- Task to complete: Collect every line of the records below that contains the word "series".

- Recorded information:
==*==

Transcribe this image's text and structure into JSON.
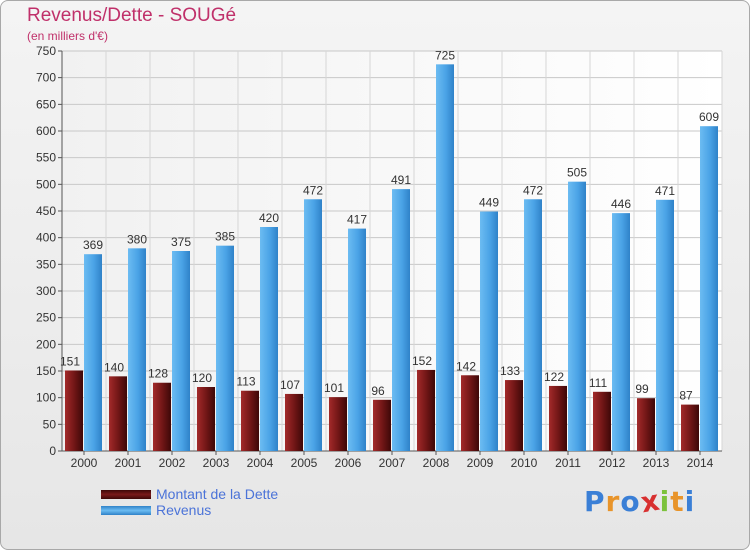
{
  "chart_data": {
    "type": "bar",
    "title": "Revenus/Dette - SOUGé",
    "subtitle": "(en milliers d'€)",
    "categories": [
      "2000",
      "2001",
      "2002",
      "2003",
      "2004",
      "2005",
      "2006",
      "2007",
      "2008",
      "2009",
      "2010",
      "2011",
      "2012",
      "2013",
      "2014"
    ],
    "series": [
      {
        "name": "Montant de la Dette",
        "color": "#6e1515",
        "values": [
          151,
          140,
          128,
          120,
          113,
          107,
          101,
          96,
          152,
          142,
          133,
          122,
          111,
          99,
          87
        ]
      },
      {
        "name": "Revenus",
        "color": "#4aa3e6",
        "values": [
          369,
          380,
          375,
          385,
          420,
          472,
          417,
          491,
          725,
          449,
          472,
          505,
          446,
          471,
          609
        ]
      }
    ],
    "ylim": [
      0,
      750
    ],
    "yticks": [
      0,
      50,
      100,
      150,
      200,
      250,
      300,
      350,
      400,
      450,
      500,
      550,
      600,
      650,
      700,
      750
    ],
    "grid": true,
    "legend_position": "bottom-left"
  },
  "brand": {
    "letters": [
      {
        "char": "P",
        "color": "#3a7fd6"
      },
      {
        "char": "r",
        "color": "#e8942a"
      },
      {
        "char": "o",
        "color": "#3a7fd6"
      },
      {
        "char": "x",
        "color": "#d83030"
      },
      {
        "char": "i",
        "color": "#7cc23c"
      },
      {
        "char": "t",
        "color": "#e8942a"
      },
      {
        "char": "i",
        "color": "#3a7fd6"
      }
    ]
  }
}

==*==

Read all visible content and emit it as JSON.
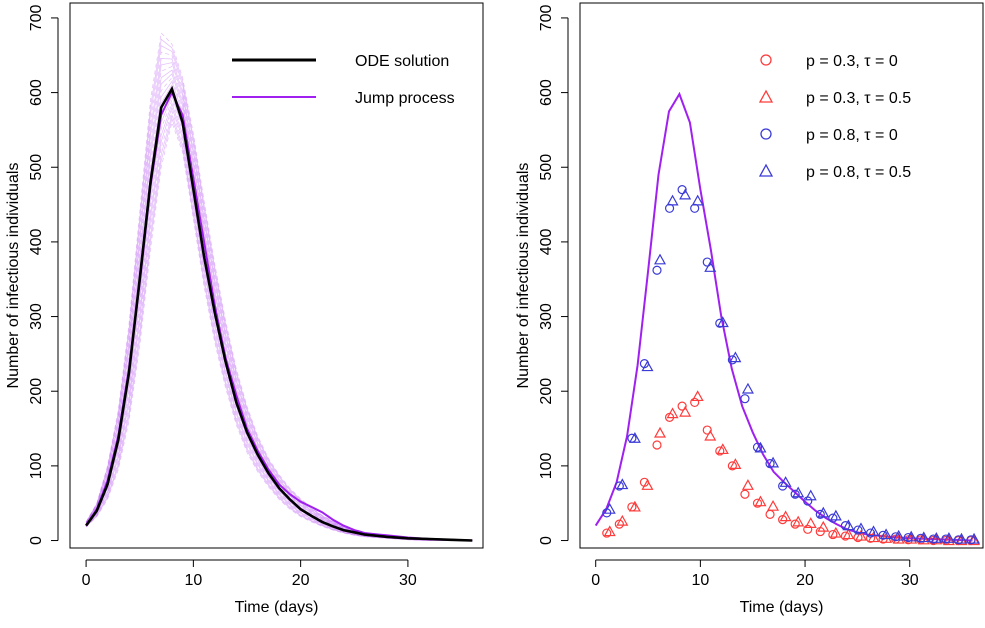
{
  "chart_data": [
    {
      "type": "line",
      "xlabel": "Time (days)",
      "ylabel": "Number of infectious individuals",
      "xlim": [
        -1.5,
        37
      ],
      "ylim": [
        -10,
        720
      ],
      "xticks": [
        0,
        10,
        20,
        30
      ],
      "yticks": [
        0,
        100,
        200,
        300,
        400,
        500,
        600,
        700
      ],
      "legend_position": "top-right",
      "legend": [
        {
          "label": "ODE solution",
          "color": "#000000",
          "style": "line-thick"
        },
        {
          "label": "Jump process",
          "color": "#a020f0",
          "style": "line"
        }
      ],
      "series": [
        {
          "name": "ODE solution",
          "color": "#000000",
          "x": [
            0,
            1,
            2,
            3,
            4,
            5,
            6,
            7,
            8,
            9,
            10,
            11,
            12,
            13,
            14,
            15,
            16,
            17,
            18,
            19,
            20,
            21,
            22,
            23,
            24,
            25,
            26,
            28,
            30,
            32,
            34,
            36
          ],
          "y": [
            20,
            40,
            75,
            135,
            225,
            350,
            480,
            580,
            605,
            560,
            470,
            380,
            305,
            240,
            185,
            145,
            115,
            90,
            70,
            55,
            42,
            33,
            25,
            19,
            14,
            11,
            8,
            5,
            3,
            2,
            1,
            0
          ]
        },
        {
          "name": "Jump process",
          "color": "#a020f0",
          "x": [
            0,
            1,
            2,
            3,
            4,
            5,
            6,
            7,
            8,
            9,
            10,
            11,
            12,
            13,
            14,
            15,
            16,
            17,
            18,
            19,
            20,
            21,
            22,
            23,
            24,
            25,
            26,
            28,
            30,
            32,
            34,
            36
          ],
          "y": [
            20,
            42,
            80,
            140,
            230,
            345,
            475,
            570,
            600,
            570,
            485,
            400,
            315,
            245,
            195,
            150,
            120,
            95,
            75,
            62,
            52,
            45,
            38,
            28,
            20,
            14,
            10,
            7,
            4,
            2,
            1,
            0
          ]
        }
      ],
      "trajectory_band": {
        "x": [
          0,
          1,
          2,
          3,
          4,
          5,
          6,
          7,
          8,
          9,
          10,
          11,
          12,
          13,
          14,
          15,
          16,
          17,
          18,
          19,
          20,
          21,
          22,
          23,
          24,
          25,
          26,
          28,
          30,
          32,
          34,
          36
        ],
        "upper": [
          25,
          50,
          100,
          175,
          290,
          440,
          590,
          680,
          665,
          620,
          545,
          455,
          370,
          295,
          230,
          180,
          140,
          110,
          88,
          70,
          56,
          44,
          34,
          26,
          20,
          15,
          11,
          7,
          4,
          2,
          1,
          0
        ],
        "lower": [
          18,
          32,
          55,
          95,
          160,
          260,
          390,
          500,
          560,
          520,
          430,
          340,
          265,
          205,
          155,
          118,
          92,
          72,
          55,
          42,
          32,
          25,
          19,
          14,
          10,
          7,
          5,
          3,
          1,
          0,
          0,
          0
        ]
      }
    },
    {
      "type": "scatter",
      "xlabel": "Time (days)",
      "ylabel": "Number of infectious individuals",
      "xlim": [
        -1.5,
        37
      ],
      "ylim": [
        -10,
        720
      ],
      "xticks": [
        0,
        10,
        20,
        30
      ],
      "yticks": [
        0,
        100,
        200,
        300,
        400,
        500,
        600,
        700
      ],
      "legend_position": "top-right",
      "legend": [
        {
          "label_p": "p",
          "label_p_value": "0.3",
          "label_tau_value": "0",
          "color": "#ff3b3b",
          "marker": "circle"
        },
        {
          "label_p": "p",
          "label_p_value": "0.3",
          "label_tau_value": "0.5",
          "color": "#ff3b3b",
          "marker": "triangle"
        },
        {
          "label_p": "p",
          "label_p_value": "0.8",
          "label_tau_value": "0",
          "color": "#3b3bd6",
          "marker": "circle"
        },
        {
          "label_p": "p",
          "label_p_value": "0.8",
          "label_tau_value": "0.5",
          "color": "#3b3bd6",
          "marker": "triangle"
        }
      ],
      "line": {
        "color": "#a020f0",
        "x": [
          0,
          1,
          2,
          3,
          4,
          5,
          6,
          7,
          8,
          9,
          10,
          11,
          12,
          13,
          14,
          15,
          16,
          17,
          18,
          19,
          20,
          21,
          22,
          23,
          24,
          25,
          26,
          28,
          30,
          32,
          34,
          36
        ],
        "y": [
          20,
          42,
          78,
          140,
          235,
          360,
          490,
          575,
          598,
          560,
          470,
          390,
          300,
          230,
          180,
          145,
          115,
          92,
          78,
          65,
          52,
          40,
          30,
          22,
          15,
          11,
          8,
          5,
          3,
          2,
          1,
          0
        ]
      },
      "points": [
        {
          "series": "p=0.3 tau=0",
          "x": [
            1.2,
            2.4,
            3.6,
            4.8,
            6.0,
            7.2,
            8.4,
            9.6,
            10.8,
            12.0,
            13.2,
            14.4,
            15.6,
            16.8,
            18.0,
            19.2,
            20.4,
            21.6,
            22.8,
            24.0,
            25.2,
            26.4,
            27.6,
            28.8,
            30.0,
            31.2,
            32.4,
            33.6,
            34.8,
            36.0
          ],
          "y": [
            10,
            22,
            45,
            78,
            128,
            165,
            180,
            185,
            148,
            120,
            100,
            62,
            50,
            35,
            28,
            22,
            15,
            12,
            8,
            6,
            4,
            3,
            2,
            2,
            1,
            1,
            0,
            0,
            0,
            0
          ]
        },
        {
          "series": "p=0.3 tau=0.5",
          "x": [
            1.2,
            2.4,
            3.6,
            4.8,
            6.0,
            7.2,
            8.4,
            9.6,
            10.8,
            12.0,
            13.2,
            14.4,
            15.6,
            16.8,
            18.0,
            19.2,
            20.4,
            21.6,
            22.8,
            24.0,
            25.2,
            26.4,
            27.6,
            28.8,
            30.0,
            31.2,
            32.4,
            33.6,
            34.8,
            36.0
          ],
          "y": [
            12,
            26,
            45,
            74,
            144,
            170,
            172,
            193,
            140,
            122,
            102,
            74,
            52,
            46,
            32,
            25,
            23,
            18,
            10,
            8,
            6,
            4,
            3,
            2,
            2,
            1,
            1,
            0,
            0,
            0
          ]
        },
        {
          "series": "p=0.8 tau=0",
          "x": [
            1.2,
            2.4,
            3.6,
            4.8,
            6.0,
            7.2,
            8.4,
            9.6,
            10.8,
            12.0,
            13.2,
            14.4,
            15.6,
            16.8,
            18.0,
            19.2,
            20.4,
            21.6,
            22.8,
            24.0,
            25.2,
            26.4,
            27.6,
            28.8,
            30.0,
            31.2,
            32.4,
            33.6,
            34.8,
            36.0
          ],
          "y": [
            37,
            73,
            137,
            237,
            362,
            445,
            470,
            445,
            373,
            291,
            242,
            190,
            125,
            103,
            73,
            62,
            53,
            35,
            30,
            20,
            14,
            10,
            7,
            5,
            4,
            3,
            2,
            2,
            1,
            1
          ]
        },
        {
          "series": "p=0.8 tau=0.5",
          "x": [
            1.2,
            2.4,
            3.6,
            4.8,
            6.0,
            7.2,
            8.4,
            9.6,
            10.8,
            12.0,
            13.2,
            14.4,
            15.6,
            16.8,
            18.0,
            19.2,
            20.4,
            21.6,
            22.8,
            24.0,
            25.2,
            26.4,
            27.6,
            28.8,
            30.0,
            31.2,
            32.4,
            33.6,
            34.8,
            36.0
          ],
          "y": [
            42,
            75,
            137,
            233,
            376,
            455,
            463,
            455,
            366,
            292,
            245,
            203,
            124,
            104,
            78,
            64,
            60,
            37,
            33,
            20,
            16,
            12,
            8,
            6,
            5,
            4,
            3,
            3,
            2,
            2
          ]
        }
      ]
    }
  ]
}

==*==

- Full response:
    "series": [
      "series": [
          "series": "p=0.3 tau=0",
          "series": "p=0.3 tau=0.5",
          "series": "p=0.8 tau=0",
          "series": "p=0.8 tau=0.5",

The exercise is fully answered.